*Aim:* Which lines include the word "България"? Copy each of them.

*Extracted data:*
▼

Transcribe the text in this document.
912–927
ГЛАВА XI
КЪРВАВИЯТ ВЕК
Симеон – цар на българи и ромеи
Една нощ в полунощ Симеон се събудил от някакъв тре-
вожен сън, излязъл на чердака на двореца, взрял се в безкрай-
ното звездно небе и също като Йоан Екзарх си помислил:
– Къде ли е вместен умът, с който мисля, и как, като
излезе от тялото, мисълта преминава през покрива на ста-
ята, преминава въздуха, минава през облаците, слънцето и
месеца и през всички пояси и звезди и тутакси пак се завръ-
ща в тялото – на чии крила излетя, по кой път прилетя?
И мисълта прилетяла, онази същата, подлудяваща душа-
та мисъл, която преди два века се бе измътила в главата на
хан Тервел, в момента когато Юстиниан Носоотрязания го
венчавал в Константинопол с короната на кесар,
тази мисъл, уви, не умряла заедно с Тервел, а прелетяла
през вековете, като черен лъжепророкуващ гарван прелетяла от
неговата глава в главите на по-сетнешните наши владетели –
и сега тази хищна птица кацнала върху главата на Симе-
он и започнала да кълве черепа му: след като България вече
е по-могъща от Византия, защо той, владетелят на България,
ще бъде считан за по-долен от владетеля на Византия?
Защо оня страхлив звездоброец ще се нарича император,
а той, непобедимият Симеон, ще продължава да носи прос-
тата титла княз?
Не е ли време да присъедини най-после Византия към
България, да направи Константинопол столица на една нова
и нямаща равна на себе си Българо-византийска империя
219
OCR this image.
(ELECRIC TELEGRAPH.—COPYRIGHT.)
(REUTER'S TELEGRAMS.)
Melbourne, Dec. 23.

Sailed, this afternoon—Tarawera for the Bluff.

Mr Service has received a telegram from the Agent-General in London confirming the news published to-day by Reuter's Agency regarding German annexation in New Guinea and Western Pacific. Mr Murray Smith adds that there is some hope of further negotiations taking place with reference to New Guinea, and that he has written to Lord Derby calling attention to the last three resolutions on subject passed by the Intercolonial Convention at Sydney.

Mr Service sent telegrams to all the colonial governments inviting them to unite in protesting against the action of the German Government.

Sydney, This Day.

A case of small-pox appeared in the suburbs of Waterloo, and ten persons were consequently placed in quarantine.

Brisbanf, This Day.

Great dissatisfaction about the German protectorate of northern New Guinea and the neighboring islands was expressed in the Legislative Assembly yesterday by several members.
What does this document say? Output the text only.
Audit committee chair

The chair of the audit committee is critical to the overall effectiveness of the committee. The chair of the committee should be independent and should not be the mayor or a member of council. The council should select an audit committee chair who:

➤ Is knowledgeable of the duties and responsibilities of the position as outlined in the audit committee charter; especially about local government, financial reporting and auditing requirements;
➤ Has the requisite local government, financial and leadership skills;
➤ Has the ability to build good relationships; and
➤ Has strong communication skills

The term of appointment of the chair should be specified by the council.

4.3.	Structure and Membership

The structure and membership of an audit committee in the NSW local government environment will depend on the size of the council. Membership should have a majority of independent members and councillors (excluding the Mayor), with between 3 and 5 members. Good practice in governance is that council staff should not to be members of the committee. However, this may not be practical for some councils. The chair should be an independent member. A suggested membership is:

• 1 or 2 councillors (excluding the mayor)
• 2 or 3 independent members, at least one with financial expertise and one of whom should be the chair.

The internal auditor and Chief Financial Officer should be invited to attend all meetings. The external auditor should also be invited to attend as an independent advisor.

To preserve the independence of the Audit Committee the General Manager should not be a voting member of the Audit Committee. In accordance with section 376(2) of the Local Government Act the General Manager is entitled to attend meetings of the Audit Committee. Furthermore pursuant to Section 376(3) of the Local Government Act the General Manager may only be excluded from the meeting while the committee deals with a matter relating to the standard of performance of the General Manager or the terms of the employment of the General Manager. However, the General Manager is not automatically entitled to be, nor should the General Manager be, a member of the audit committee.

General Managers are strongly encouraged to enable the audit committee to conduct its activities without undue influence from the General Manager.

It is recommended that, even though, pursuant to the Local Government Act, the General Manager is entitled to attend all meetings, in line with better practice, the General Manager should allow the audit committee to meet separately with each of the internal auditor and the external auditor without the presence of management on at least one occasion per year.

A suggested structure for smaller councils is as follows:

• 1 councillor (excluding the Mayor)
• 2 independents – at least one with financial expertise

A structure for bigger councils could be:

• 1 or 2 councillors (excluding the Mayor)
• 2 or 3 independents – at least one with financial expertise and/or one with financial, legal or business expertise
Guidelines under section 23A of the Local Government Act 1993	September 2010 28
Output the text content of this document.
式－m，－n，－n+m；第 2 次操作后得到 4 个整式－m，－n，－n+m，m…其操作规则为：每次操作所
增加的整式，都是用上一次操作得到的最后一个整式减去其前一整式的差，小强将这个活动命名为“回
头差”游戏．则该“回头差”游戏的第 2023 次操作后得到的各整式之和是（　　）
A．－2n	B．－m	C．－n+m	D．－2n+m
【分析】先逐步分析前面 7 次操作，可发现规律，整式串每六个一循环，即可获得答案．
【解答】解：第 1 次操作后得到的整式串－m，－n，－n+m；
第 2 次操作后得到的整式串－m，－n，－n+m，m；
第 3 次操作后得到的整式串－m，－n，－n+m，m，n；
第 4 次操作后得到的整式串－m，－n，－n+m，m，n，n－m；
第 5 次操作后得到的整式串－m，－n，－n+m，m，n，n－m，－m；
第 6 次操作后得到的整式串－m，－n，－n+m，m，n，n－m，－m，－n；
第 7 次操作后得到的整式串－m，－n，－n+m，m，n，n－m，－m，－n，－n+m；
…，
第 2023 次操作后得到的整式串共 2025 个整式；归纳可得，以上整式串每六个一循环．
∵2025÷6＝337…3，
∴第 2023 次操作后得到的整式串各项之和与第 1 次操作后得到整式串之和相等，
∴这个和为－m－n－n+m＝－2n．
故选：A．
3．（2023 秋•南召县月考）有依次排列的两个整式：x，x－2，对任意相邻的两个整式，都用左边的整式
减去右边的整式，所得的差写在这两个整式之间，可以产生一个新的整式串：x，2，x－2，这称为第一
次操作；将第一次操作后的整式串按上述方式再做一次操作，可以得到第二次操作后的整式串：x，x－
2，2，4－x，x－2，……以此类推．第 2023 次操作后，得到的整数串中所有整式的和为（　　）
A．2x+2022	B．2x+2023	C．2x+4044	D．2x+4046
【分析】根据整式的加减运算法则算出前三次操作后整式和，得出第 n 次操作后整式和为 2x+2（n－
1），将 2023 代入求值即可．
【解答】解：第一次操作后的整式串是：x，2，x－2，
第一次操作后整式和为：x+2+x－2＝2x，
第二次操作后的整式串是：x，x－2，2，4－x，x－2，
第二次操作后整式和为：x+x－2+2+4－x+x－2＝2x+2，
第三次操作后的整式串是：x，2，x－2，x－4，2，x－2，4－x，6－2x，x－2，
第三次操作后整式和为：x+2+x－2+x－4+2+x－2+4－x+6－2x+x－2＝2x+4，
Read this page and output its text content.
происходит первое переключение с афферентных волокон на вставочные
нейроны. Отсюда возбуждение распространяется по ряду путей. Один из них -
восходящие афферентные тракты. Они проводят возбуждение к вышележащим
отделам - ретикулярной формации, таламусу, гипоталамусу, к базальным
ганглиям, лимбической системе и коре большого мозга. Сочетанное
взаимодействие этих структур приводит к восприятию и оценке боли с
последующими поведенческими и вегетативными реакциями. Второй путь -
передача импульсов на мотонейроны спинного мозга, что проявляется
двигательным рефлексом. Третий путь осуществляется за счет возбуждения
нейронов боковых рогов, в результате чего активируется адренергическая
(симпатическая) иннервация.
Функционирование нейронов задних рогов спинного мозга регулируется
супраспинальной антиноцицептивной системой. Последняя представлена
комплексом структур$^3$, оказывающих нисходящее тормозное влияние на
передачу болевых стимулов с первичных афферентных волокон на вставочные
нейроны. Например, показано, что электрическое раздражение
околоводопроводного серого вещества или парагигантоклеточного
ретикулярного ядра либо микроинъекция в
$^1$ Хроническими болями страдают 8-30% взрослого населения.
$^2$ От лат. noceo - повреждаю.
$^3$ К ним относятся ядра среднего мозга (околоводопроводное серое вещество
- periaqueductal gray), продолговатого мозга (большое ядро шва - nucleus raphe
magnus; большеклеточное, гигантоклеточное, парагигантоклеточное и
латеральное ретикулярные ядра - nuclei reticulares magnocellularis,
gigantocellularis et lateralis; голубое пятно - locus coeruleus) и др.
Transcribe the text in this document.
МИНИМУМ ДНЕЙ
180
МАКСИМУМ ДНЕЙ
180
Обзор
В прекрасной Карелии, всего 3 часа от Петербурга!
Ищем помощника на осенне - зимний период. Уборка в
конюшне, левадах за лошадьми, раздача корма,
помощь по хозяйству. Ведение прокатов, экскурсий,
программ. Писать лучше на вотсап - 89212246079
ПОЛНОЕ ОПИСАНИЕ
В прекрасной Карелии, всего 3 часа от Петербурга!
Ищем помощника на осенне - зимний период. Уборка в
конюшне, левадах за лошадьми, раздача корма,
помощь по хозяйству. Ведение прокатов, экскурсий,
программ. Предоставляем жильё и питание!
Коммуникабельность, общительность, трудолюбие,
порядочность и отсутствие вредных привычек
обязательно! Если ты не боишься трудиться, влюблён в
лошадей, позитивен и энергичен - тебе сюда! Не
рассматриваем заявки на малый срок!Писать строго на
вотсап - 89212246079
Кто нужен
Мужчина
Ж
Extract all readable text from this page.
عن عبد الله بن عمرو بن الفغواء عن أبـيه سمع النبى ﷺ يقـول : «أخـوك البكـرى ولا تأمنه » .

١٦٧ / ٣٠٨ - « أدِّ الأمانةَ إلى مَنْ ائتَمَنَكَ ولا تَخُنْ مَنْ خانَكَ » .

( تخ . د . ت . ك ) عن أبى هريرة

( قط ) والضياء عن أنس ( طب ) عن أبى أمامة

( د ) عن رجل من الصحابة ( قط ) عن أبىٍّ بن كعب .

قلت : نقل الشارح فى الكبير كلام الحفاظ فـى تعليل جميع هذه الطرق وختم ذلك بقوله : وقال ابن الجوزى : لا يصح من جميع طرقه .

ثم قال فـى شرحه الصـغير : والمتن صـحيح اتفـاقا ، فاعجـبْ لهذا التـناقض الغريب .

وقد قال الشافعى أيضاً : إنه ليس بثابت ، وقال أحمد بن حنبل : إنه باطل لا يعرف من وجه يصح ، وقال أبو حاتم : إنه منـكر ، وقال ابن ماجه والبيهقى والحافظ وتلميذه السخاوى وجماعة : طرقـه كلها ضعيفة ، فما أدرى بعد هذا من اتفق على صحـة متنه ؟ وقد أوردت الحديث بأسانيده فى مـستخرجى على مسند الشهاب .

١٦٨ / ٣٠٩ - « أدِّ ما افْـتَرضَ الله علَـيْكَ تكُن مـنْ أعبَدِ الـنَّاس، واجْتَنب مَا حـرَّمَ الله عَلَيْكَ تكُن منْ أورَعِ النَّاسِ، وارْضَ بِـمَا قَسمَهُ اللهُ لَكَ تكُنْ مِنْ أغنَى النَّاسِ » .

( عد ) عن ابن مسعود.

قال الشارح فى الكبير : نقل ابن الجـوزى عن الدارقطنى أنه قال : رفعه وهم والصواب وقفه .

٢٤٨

▲

*Result for this exercise:*
он и започнала да кълве черепа му: след като България вече
е по-могъща от Византия, защо той, владетелят на България,
България, да направи Константинопол столица на една нова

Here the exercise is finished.